[Extracted material start]

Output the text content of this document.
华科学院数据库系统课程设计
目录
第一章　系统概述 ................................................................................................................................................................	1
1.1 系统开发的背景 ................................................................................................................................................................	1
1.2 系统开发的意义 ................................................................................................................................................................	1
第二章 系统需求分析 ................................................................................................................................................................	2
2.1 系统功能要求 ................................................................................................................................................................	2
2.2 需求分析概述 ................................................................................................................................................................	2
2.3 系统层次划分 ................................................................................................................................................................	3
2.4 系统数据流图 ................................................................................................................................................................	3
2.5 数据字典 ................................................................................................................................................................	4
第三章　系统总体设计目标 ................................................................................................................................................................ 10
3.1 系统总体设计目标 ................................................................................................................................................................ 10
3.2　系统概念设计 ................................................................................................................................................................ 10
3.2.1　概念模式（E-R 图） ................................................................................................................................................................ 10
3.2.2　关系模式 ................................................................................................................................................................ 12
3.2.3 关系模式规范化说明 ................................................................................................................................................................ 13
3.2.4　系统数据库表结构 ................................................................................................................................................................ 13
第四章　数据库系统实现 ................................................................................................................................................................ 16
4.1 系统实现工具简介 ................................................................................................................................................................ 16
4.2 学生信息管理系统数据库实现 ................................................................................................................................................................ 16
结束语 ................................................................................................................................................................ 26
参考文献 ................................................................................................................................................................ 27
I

[Extracted material end]

*Short exercise:* Print out every entry, keeping each one exact.

*Response for this exercise:*
Output the text content of this document.
华科学院数据库系统课程设计
目录
第一章　系统概述 ................................................................................................................................................................	1
1.1 系统开发的背景 ................................................................................................................................................................	1
1.2 系统开发的意义 ................................................................................................................................................................	1
第二章 系统需求分析 ................................................................................................................................................................	2
2.1 系统功能要求 ................................................................................................................................................................	2
2.2 需求分析概述 ................................................................................................................................................................	2
2.3 系统层次划分 ................................................................................................................................................................	3
2.4 系统数据流图 ................................................................................................................................................................	3
2.5 数据字典 ................................................................................................................................................................	4
第三章　系统总体设计目标 ................................................................................................................................................................ 10
3.1 系统总体设计目标 ................................................................................................................................................................ 10
3.2　系统概念设计 ................................................................................................................................................................ 10
3.2.1　概念模式（E-R 图） ................................................................................................................................................................ 10
3.2.2　关系模式 ................................................................................................................................................................ 12
3.2.3 关系模式规范化说明 ................................................................................................................................................................ 13
3.2.4　系统数据库表结构 ................................................................................................................................................................ 13
第四章　数据库系统实现 ................................................................................................................................................................ 16
4.1 系统实现工具简介 ................................................................................................................................................................ 16
4.2 学生信息管理系统数据库实现 ................................................................................................................................................................ 16
结束语 ................................................................................................................................................................ 26
参考文献 ................................................................................................................................................................ 27
I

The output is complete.